* _STATED EXERCISE_: Find the word "Nacional" in the material below and gather every line that contains it.

* _AVAILABLE DATA_:
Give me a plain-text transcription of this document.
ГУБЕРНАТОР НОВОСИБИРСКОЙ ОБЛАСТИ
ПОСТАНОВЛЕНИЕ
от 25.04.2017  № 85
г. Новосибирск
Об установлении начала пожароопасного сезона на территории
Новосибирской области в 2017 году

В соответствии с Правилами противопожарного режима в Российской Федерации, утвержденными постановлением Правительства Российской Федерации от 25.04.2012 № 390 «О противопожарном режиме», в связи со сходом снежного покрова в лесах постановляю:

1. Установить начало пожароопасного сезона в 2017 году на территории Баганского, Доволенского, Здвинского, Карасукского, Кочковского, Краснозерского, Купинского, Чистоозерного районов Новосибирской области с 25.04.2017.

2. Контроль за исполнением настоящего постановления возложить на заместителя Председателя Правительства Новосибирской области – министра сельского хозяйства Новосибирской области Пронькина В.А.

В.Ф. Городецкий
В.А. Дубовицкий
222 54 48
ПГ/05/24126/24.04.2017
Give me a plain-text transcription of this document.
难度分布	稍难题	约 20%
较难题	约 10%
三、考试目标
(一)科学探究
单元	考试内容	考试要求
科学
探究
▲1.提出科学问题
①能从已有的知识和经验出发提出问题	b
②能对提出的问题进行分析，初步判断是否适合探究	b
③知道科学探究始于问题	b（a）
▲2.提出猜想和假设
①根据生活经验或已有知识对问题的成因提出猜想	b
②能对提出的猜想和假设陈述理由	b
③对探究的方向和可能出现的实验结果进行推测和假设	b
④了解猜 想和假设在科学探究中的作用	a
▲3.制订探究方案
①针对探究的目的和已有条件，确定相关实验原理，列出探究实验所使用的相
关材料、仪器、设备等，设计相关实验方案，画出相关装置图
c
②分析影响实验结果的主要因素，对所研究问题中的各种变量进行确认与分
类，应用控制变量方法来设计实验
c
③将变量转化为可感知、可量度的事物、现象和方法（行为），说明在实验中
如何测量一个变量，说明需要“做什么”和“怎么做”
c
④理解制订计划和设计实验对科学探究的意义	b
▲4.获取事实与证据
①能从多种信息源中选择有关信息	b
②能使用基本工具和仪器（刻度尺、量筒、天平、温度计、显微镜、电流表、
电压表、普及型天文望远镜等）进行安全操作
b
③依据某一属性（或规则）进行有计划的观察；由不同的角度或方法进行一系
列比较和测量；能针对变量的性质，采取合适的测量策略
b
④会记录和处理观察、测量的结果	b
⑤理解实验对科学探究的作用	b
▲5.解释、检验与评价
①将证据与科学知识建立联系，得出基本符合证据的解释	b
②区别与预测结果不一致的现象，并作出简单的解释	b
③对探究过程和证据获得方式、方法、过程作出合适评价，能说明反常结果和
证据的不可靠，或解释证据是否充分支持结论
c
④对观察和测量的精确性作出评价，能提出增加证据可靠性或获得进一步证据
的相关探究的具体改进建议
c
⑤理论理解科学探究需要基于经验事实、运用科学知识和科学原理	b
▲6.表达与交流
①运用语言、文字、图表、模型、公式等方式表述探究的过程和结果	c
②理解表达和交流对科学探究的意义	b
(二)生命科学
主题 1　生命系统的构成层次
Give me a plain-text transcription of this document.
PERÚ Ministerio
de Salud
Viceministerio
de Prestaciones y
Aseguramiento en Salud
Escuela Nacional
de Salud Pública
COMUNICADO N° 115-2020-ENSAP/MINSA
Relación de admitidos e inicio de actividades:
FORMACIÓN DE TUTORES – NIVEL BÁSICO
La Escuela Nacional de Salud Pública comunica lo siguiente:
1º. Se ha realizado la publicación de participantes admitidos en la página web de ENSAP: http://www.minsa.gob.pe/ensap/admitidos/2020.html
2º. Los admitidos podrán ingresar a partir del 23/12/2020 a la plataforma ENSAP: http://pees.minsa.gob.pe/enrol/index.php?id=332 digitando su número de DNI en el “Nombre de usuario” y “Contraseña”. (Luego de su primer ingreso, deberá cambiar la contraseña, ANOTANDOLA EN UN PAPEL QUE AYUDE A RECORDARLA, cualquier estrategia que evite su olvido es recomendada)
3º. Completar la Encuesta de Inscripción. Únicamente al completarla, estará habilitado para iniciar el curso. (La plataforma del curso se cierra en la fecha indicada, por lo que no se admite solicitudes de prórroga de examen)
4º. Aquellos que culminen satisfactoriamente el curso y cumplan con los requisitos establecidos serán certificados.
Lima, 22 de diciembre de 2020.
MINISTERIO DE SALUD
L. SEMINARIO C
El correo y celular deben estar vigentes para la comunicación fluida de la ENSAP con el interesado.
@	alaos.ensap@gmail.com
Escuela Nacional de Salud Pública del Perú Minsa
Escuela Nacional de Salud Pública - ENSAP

* _RESULT FOR THIS TASK_:
Escuela Nacional
La Escuela Nacional de Salud Pública comunica lo siguiente:
Escuela Nacional de Salud Pública del Perú Minsa
Escuela Nacional de Salud Pública - ENSAP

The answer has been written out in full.